:: Request ::
Print all the entries verbatim.

(Stored data entries)
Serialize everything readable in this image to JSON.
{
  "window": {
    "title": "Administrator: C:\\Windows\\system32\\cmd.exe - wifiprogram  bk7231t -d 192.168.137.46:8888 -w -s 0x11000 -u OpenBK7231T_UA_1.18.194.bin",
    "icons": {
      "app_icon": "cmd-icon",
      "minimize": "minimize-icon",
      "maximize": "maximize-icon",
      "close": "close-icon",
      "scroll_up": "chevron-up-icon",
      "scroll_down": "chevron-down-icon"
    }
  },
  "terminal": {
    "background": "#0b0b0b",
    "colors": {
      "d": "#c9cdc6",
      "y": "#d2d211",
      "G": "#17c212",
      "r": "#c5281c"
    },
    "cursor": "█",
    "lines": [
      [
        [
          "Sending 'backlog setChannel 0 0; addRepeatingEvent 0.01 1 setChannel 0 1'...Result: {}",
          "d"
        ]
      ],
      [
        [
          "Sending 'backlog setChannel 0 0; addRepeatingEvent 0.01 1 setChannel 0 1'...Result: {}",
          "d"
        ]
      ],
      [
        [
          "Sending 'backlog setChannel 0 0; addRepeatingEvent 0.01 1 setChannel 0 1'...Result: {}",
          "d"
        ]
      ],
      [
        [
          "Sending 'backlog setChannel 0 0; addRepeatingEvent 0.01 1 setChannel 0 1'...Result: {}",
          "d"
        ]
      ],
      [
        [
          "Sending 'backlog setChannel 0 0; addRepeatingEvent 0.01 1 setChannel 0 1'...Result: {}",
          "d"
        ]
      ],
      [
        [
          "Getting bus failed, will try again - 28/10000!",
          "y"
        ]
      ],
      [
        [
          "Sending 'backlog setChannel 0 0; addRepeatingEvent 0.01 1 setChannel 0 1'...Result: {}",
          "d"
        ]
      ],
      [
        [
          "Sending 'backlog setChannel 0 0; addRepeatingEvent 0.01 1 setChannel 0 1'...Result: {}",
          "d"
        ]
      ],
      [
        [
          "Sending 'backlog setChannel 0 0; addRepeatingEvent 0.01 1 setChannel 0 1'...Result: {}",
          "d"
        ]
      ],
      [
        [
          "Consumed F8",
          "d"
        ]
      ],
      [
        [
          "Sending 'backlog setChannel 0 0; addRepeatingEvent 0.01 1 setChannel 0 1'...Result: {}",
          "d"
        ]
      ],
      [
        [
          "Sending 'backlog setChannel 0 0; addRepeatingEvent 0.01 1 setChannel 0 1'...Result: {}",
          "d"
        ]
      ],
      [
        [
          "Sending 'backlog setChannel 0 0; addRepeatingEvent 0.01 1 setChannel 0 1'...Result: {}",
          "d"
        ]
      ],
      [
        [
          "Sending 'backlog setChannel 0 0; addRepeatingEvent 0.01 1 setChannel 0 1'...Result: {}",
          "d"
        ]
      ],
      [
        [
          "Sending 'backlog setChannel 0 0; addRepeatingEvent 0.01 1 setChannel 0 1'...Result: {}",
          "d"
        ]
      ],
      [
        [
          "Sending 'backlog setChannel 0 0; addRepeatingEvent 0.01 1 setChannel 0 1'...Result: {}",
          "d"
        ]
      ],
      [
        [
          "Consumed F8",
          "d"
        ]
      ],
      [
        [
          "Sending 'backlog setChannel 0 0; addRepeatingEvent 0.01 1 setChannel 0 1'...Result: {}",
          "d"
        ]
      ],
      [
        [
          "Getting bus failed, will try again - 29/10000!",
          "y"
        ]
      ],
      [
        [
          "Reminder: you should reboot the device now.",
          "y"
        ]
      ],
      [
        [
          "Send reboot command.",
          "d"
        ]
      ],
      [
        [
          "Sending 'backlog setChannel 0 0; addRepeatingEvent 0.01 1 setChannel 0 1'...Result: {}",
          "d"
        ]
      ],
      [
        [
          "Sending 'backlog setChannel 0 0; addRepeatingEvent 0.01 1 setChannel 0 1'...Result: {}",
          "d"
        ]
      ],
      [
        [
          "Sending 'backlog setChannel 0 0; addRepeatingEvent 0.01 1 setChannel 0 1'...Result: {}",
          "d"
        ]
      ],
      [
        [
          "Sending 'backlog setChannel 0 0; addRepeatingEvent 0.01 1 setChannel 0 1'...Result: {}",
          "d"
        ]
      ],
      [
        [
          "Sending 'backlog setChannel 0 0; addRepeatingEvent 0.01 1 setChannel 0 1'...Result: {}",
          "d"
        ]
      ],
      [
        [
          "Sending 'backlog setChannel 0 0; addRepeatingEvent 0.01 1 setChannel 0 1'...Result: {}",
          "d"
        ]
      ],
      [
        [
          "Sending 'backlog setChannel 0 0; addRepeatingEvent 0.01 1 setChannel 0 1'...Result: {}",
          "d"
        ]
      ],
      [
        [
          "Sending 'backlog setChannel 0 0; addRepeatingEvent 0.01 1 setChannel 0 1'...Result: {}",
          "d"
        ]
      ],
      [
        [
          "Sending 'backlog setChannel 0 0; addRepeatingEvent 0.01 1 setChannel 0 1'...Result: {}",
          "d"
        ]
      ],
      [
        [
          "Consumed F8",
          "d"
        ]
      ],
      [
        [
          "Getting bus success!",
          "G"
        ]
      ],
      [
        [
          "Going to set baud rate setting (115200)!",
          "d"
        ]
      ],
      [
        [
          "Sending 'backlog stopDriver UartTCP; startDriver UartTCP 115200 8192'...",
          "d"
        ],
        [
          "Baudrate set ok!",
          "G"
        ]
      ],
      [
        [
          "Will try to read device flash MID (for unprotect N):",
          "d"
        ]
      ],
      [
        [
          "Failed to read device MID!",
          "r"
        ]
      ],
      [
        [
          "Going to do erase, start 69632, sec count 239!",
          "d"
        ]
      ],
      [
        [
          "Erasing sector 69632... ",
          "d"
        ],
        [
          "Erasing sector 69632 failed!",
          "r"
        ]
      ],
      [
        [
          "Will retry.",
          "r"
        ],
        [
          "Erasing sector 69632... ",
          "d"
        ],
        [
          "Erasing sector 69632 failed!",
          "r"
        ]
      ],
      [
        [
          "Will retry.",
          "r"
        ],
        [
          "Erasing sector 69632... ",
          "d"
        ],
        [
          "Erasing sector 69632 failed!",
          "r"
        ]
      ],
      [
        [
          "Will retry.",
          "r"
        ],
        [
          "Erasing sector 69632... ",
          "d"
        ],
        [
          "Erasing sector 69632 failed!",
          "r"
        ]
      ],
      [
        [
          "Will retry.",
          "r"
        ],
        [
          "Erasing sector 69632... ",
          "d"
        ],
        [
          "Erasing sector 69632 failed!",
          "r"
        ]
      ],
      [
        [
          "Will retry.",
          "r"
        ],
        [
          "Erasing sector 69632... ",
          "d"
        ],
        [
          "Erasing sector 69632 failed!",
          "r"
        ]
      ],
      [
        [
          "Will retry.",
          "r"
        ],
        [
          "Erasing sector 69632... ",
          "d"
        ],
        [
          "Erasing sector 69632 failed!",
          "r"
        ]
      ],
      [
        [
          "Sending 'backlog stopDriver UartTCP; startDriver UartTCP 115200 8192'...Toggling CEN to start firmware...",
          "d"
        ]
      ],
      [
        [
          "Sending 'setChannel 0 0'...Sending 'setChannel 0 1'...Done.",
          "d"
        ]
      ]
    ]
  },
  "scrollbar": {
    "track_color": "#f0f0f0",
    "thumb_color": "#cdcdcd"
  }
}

:: Task solution ::
Serialize everything readable in this image to JSON.
{
  "window": {
    "title": "Administrator: C:\\Windows\\system32\\cmd.exe - wifiprogram  bk7231t -d 192.168.137.46:8888 -w -s 0x11000 -u OpenBK7231T_UA_1.18.194.bin",
    "icons": {
      "app_icon": "cmd-icon",
      "minimize": "minimize-icon",
      "maximize": "maximize-icon",
      "close": "close-icon",
      "scroll_up": "chevron-up-icon",
      "scroll_down": "chevron-down-icon"
    }
  },
  "terminal": {
    "background": "#0b0b0b",
    "colors": {
      "d": "#c9cdc6",
      "y": "#d2d211",
      "G": "#17c212",
      "r": "#c5281c"
    },
    "cursor": "█",
    "lines": [
      [
        [
          "Sending 'backlog setChannel 0 0; addRepeatingEvent 0.01 1 setChannel 0 1'...Result: {}",
          "d"
        ]
      ],
      [
        [
          "Sending 'backlog setChannel 0 0; addRepeatingEvent 0.01 1 setChannel 0 1'...Result: {}",
          "d"
        ]
      ],
      [
        [
          "Sending 'backlog setChannel 0 0; addRepeatingEvent 0.01 1 setChannel 0 1'...Result: {}",
          "d"
        ]
      ],
      [
        [
          "Sending 'backlog setChannel 0 0; addRepeatingEvent 0.01 1 setChannel 0 1'...Result: {}",
          "d"
        ]
      ],
      [
        [
          "Sending 'backlog setChannel 0 0; addRepeatingEvent 0.01 1 setChannel 0 1'...Result: {}",
          "d"
        ]
      ],
      [
        [
          "Getting bus failed, will try again - 28/10000!",
          "y"
        ]
      ],
      [
        [
          "Sending 'backlog setChannel 0 0; addRepeatingEvent 0.01 1 setChannel 0 1'...Result: {}",
          "d"
        ]
      ],
      [
        [
          "Sending 'backlog setChannel 0 0; addRepeatingEvent 0.01 1 setChannel 0 1'...Result: {}",
          "d"
        ]
      ],
      [
        [
          "Sending 'backlog setChannel 0 0; addRepeatingEvent 0.01 1 setChannel 0 1'...Result: {}",
          "d"
        ]
      ],
      [
        [
          "Consumed F8",
          "d"
        ]
      ],
      [
        [
          "Sending 'backlog setChannel 0 0; addRepeatingEvent 0.01 1 setChannel 0 1'...Result: {}",
          "d"
        ]
      ],
      [
        [
          "Sending 'backlog setChannel 0 0; addRepeatingEvent 0.01 1 setChannel 0 1'...Result: {}",
          "d"
        ]
      ],
      [
        [
          "Sending 'backlog setChannel 0 0; addRepeatingEvent 0.01 1 setChannel 0 1'...Result: {}",
          "d"
        ]
      ],
      [
        [
          "Sending 'backlog setChannel 0 0; addRepeatingEvent 0.01 1 setChannel 0 1'...Result: {}",
          "d"
        ]
      ],
      [
        [
          "Sending 'backlog setChannel 0 0; addRepeatingEvent 0.01 1 setChannel 0 1'...Result: {}",
          "d"
        ]
      ],
      [
        [
          "Sending 'backlog setChannel 0 0; addRepeatingEvent 0.01 1 setChannel 0 1'...Result: {}",
          "d"
        ]
      ],
      [
        [
          "Consumed F8",
          "d"
        ]
      ],
      [
        [
          "Sending 'backlog setChannel 0 0; addRepeatingEvent 0.01 1 setChannel 0 1'...Result: {}",
          "d"
        ]
      ],
      [
        [
          "Getting bus failed, will try again - 29/10000!",
          "y"
        ]
      ],
      [
        [
          "Reminder: you should reboot the device now.",
          "y"
        ]
      ],
      [
        [
          "Send reboot command.",
          "d"
        ]
      ],
      [
        [
          "Sending 'backlog setChannel 0 0; addRepeatingEvent 0.01 1 setChannel 0 1'...Result: {}",
          "d"
        ]
      ],
      [
        [
          "Sending 'backlog setChannel 0 0; addRepeatingEvent 0.01 1 setChannel 0 1'...Result: {}",
          "d"
        ]
      ],
      [
        [
          "Sending 'backlog setChannel 0 0; addRepeatingEvent 0.01 1 setChannel 0 1'...Result: {}",
          "d"
        ]
      ],
      [
        [
          "Sending 'backlog setChannel 0 0; addRepeatingEvent 0.01 1 setChannel 0 1'...Result: {}",
          "d"
        ]
      ],
      [
        [
          "Sending 'backlog setChannel 0 0; addRepeatingEvent 0.01 1 setChannel 0 1'...Result: {}",
          "d"
        ]
      ],
      [
        [
          "Sending 'backlog setChannel 0 0; addRepeatingEvent 0.01 1 setChannel 0 1'...Result: {}",
          "d"
        ]
      ],
      [
        [
          "Sending 'backlog setChannel 0 0; addRepeatingEvent 0.01 1 setChannel 0 1'...Result: {}",
          "d"
        ]
      ],
      [
        [
          "Sending 'backlog setChannel 0 0; addRepeatingEvent 0.01 1 setChannel 0 1'...Result: {}",
          "d"
        ]
      ],
      [
        [
          "Sending 'backlog setChannel 0 0; addRepeatingEvent 0.01 1 setChannel 0 1'...Result: {}",
          "d"
        ]
      ],
      [
        [
          "Consumed F8",
          "d"
        ]
      ],
      [
        [
          "Getting bus success!",
          "G"
        ]
      ],
      [
        [
          "Going to set baud rate setting (115200)!",
          "d"
        ]
      ],
      [
        [
          "Sending 'backlog stopDriver UartTCP; startDriver UartTCP 115200 8192'...",
          "d"
        ],
        [
          "Baudrate set ok!",
          "G"
        ]
      ],
      [
        [
          "Will try to read device flash MID (for unprotect N):",
          "d"
        ]
      ],
      [
        [
          "Failed to read device MID!",
          "r"
        ]
      ],
      [
        [
          "Going to do erase, start 69632, sec count 239!",
          "d"
        ]
      ],
      [
        [
          "Erasing sector 69632... ",
          "d"
        ],
        [
          "Erasing sector 69632 failed!",
          "r"
        ]
      ],
      [
        [
          "Will retry.",
          "r"
        ],
        [
          "Erasing sector 69632... ",
          "d"
        ],
        [
          "Erasing sector 69632 failed!",
          "r"
        ]
      ],
      [
        [
          "Will retry.",
          "r"
        ],
        [
          "Erasing sector 69632... ",
          "d"
        ],
        [
          "Erasing sector 69632 failed!",
          "r"
        ]
      ],
      [
        [
          "Will retry.",
          "r"
        ],
        [
          "Erasing sector 69632... ",
          "d"
        ],
        [
          "Erasing sector 69632 failed!",
          "r"
        ]
      ],
      [
        [
          "Will retry.",
          "r"
        ],
        [
          "Erasing sector 69632... ",
          "d"
        ],
        [
          "Erasing sector 69632 failed!",
          "r"
        ]
      ],
      [
        [
          "Will retry.",
          "r"
        ],
        [
          "Erasing sector 69632... ",
          "d"
        ],
        [
          "Erasing sector 69632 failed!",
          "r"
        ]
      ],
      [
        [
          "Will retry.",
          "r"
        ],
        [
          "Erasing sector 69632... ",
          "d"
        ],
        [
          "Erasing sector 69632 failed!",
          "r"
        ]
      ],
      [
        [
          "Sending 'backlog stopDriver UartTCP; startDriver UartTCP 115200 8192'...Toggling CEN to start firmware...",
          "d"
        ]
      ],
      [
        [
          "Sending 'setChannel 0 0'...Sending 'setChannel 0 1'...Done.",
          "d"
        ]
      ]
    ]
  },
  "scrollbar": {
    "track_color": "#f0f0f0",
    "thumb_color": "#cdcdcd"
  }
}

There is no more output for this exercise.